WRITTEN PROBLEM: All of the material below is to be retyped exactly.

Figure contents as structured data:
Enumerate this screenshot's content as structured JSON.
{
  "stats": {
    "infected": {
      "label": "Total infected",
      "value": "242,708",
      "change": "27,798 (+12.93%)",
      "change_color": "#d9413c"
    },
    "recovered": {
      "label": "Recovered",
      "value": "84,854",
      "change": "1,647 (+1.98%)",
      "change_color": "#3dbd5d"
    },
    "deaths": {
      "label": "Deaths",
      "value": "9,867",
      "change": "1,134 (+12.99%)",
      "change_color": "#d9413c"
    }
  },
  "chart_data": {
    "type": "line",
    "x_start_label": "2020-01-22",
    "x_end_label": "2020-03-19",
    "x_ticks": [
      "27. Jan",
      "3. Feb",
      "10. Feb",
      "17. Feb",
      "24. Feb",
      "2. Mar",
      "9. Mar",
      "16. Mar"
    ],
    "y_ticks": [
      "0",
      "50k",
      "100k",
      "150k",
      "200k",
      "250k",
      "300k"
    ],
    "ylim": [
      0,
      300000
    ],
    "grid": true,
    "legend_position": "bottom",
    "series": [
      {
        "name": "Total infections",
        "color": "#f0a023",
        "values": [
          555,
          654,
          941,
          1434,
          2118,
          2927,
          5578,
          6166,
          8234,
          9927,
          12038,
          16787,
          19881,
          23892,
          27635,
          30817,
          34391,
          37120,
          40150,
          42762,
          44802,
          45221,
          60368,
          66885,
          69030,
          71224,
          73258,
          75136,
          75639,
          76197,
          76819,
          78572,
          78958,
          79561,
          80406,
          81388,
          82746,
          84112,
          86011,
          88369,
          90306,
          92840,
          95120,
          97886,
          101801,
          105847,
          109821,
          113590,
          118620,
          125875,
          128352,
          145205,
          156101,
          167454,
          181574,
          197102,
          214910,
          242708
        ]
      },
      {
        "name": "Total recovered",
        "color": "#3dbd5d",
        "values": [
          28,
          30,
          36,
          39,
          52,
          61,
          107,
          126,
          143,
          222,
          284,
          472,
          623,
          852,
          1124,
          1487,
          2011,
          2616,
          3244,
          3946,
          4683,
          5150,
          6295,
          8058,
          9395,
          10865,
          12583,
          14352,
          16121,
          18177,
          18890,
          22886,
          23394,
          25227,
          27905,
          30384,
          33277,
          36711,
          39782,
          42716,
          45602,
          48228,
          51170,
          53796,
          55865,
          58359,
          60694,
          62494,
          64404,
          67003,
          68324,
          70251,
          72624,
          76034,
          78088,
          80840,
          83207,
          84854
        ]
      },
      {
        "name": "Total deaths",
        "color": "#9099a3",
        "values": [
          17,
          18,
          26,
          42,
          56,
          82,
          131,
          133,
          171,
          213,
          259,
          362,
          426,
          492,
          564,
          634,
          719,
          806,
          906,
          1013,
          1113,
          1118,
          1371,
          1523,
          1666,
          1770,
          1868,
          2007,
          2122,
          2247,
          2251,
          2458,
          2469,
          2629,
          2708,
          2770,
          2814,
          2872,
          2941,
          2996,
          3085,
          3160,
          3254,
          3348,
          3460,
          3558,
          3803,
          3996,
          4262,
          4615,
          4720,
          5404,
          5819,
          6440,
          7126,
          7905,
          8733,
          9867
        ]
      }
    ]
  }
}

FINAL RESULT:
Enumerate this screenshot's content as structured JSON.
{
  "stats": {
    "infected": {
      "label": "Total infected",
      "value": "242,708",
      "change": "27,798 (+12.93%)",
      "change_color": "#d9413c"
    },
    "recovered": {
      "label": "Recovered",
      "value": "84,854",
      "change": "1,647 (+1.98%)",
      "change_color": "#3dbd5d"
    },
    "deaths": {
      "label": "Deaths",
      "value": "9,867",
      "change": "1,134 (+12.99%)",
      "change_color": "#d9413c"
    }
  },
  "chart_data": {
    "type": "line",
    "x_start_label": "2020-01-22",
    "x_end_label": "2020-03-19",
    "x_ticks": [
      "27. Jan",
      "3. Feb",
      "10. Feb",
      "17. Feb",
      "24. Feb",
      "2. Mar",
      "9. Mar",
      "16. Mar"
    ],
    "y_ticks": [
      "0",
      "50k",
      "100k",
      "150k",
      "200k",
      "250k",
      "300k"
    ],
    "ylim": [
      0,
      300000
    ],
    "grid": true,
    "legend_position": "bottom",
    "series": [
      {
        "name": "Total infections",
        "color": "#f0a023",
        "values": [
          555,
          654,
          941,
          1434,
          2118,
          2927,
          5578,
          6166,
          8234,
          9927,
          12038,
          16787,
          19881,
          23892,
          27635,
          30817,
          34391,
          37120,
          40150,
          42762,
          44802,
          45221,
          60368,
          66885,
          69030,
          71224,
          73258,
          75136,
          75639,
          76197,
          76819,
          78572,
          78958,
          79561,
          80406,
          81388,
          82746,
          84112,
          86011,
          88369,
          90306,
          92840,
          95120,
          97886,
          101801,
          105847,
          109821,
          113590,
          118620,
          125875,
          128352,
          145205,
          156101,
          167454,
          181574,
          197102,
          214910,
          242708
        ]
      },
      {
        "name": "Total recovered",
        "color": "#3dbd5d",
        "values": [
          28,
          30,
          36,
          39,
          52,
          61,
          107,
          126,
          143,
          222,
          284,
          472,
          623,
          852,
          1124,
          1487,
          2011,
          2616,
          3244,
          3946,
          4683,
          5150,
          6295,
          8058,
          9395,
          10865,
          12583,
          14352,
          16121,
          18177,
          18890,
          22886,
          23394,
          25227,
          27905,
          30384,
          33277,
          36711,
          39782,
          42716,
          45602,
          48228,
          51170,
          53796,
          55865,
          58359,
          60694,
          62494,
          64404,
          67003,
          68324,
          70251,
          72624,
          76034,
          78088,
          80840,
          83207,
          84854
        ]
      },
      {
        "name": "Total deaths",
        "color": "#9099a3",
        "values": [
          17,
          18,
          26,
          42,
          56,
          82,
          131,
          133,
          171,
          213,
          259,
          362,
          426,
          492,
          564,
          634,
          719,
          806,
          906,
          1013,
          1113,
          1118,
          1371,
          1523,
          1666,
          1770,
          1868,
          2007,
          2122,
          2247,
          2251,
          2458,
          2469,
          2629,
          2708,
          2770,
          2814,
          2872,
          2941,
          2996,
          3085,
          3160,
          3254,
          3348,
          3460,
          3558,
          3803,
          3996,
          4262,
          4615,
          4720,
          5404,
          5819,
          6440,
          7126,
          7905,
          8733,
          9867
        ]
      }
    ]
  }
}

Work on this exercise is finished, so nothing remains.